Goal:
Among the entries, which lines carry the string "color"? Copy each of them.

***

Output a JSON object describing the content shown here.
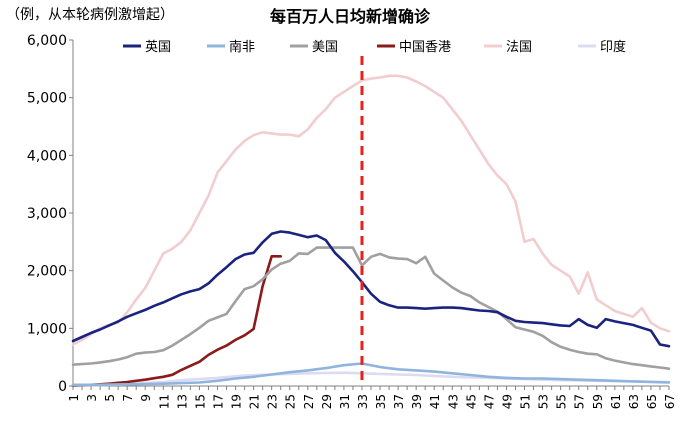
{
  "chart_data": {
    "type": "line",
    "title": "每百万人日均新增确诊",
    "ylabel": "（例，从本轮病例激增起）",
    "xlabel": "",
    "ylim": [
      0,
      6000
    ],
    "yticks": [
      0,
      1000,
      2000,
      3000,
      4000,
      5000,
      6000
    ],
    "ytick_labels": [
      "0",
      "1,000",
      "2,000",
      "3,000",
      "4,000",
      "5,000",
      "6,000"
    ],
    "xlim": [
      1,
      67
    ],
    "xticks": [
      1,
      3,
      5,
      7,
      9,
      11,
      13,
      15,
      17,
      19,
      21,
      23,
      25,
      27,
      29,
      31,
      33,
      35,
      37,
      39,
      41,
      43,
      45,
      47,
      49,
      51,
      53,
      55,
      57,
      59,
      61,
      63,
      65,
      67
    ],
    "grid": false,
    "legend_position": "top",
    "marker_line": {
      "x": 33,
      "style": "dashed",
      "color": "#e8211c"
    },
    "series": [
      {
        "name": "英国",
        "color": "#1a237e",
        "width": 2.6,
        "x": [
          1,
          2,
          3,
          4,
          5,
          6,
          7,
          8,
          9,
          10,
          11,
          12,
          13,
          14,
          15,
          16,
          17,
          18,
          19,
          20,
          21,
          22,
          23,
          24,
          25,
          26,
          27,
          28,
          29,
          30,
          31,
          32,
          33,
          34,
          35,
          36,
          37,
          38,
          39,
          40,
          41,
          42,
          43,
          44,
          45,
          46,
          47,
          48,
          49,
          50,
          51,
          52,
          53,
          54,
          55,
          56,
          57,
          58,
          59,
          60,
          61,
          62,
          63,
          64,
          65,
          66,
          67
        ],
        "y": [
          780,
          850,
          920,
          980,
          1050,
          1120,
          1200,
          1260,
          1320,
          1390,
          1450,
          1520,
          1590,
          1640,
          1680,
          1780,
          1930,
          2060,
          2200,
          2280,
          2310,
          2490,
          2640,
          2680,
          2660,
          2620,
          2580,
          2610,
          2530,
          2310,
          2160,
          1990,
          1800,
          1600,
          1460,
          1400,
          1360,
          1360,
          1350,
          1340,
          1350,
          1360,
          1360,
          1350,
          1330,
          1310,
          1300,
          1280,
          1200,
          1130,
          1110,
          1100,
          1090,
          1070,
          1050,
          1040,
          1160,
          1060,
          1010,
          1160,
          1120,
          1090,
          1060,
          1010,
          960,
          720,
          690
        ]
      },
      {
        "name": "南非",
        "color": "#8fb4de",
        "width": 2.6,
        "x": [
          1,
          3,
          5,
          7,
          9,
          11,
          13,
          15,
          17,
          19,
          21,
          23,
          25,
          27,
          29,
          31,
          33,
          35,
          37,
          39,
          41,
          43,
          45,
          47,
          49,
          51,
          53,
          55,
          57,
          59,
          61,
          63,
          65,
          67
        ],
        "y": [
          20,
          20,
          25,
          30,
          35,
          40,
          50,
          60,
          90,
          130,
          160,
          200,
          240,
          270,
          310,
          360,
          390,
          330,
          290,
          270,
          250,
          220,
          190,
          160,
          140,
          130,
          130,
          120,
          110,
          100,
          90,
          80,
          70,
          60
        ]
      },
      {
        "name": "美国",
        "color": "#a0a0a0",
        "width": 2.6,
        "x": [
          1,
          2,
          3,
          4,
          5,
          6,
          7,
          8,
          9,
          10,
          11,
          12,
          13,
          14,
          15,
          16,
          17,
          18,
          19,
          20,
          21,
          22,
          23,
          24,
          25,
          26,
          27,
          28,
          29,
          30,
          31,
          32,
          33,
          34,
          35,
          36,
          37,
          38,
          39,
          40,
          41,
          42,
          43,
          44,
          45,
          46,
          47,
          48,
          49,
          50,
          51,
          52,
          53,
          54,
          55,
          56,
          57,
          58,
          59,
          60,
          61,
          62,
          63,
          64,
          65,
          66,
          67
        ],
        "y": [
          370,
          380,
          390,
          410,
          430,
          460,
          500,
          560,
          580,
          590,
          620,
          700,
          800,
          900,
          1010,
          1130,
          1190,
          1250,
          1470,
          1680,
          1730,
          1850,
          2020,
          2120,
          2170,
          2300,
          2290,
          2400,
          2400,
          2400,
          2400,
          2400,
          2090,
          2240,
          2290,
          2230,
          2210,
          2200,
          2130,
          2240,
          1950,
          1830,
          1710,
          1620,
          1560,
          1450,
          1370,
          1290,
          1160,
          1020,
          980,
          940,
          870,
          760,
          680,
          630,
          590,
          560,
          550,
          480,
          440,
          410,
          380,
          360,
          340,
          320,
          300
        ]
      },
      {
        "name": "中国香港",
        "color": "#8b1a1a",
        "width": 2.6,
        "x": [
          1,
          2,
          3,
          4,
          5,
          6,
          7,
          8,
          9,
          10,
          11,
          12,
          13,
          14,
          15,
          16,
          17,
          18,
          19,
          20,
          21,
          22,
          23,
          24
        ],
        "y": [
          10,
          15,
          20,
          30,
          40,
          55,
          70,
          90,
          110,
          135,
          160,
          195,
          280,
          350,
          420,
          540,
          630,
          700,
          800,
          880,
          990,
          1730,
          2250,
          2250
        ]
      },
      {
        "name": "法国",
        "color": "#f2cdd0",
        "width": 2.6,
        "x": [
          1,
          2,
          3,
          4,
          5,
          6,
          7,
          8,
          9,
          10,
          11,
          12,
          13,
          14,
          15,
          16,
          17,
          18,
          19,
          20,
          21,
          22,
          23,
          24,
          25,
          26,
          27,
          28,
          29,
          30,
          31,
          32,
          33,
          34,
          35,
          36,
          37,
          38,
          39,
          40,
          41,
          42,
          43,
          44,
          45,
          46,
          47,
          48,
          49,
          50,
          51,
          52,
          53,
          54,
          55,
          56,
          57,
          58,
          59,
          60,
          61,
          62,
          63,
          64,
          65,
          66,
          67
        ],
        "y": [
          720,
          800,
          900,
          1000,
          1060,
          1100,
          1280,
          1500,
          1700,
          2000,
          2300,
          2380,
          2500,
          2700,
          3000,
          3300,
          3700,
          3900,
          4100,
          4250,
          4350,
          4400,
          4380,
          4360,
          4360,
          4330,
          4450,
          4650,
          4800,
          5000,
          5100,
          5200,
          5300,
          5330,
          5350,
          5380,
          5380,
          5350,
          5280,
          5200,
          5100,
          5000,
          4800,
          4600,
          4350,
          4100,
          3850,
          3650,
          3500,
          3200,
          2500,
          2550,
          2300,
          2100,
          2000,
          1900,
          1600,
          1970,
          1500,
          1400,
          1300,
          1250,
          1200,
          1350,
          1100,
          1000,
          950
        ]
      },
      {
        "name": "印度",
        "color": "#dcdcf0",
        "width": 2.6,
        "x": [
          1,
          3,
          5,
          7,
          9,
          11,
          13,
          15,
          17,
          19,
          21,
          23,
          25,
          27,
          29,
          31,
          33,
          35,
          37,
          39,
          41,
          43,
          45,
          47,
          49,
          51,
          53,
          55,
          57,
          59,
          61,
          63,
          65,
          67
        ],
        "y": [
          10,
          15,
          20,
          30,
          50,
          70,
          100,
          120,
          140,
          170,
          190,
          200,
          210,
          220,
          225,
          230,
          220,
          210,
          200,
          190,
          175,
          160,
          150,
          140,
          130,
          120,
          110,
          100,
          95,
          90,
          85,
          80,
          75,
          70
        ]
      }
    ]
  }
}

***

Final answer:
      "color": "#e8211c"
        "color": "#1a237e",
        "color": "#8fb4de",
        "color": "#a0a0a0",
        "color": "#8b1a1a",
        "color": "#f2cdd0",
        "color": "#dcdcf0",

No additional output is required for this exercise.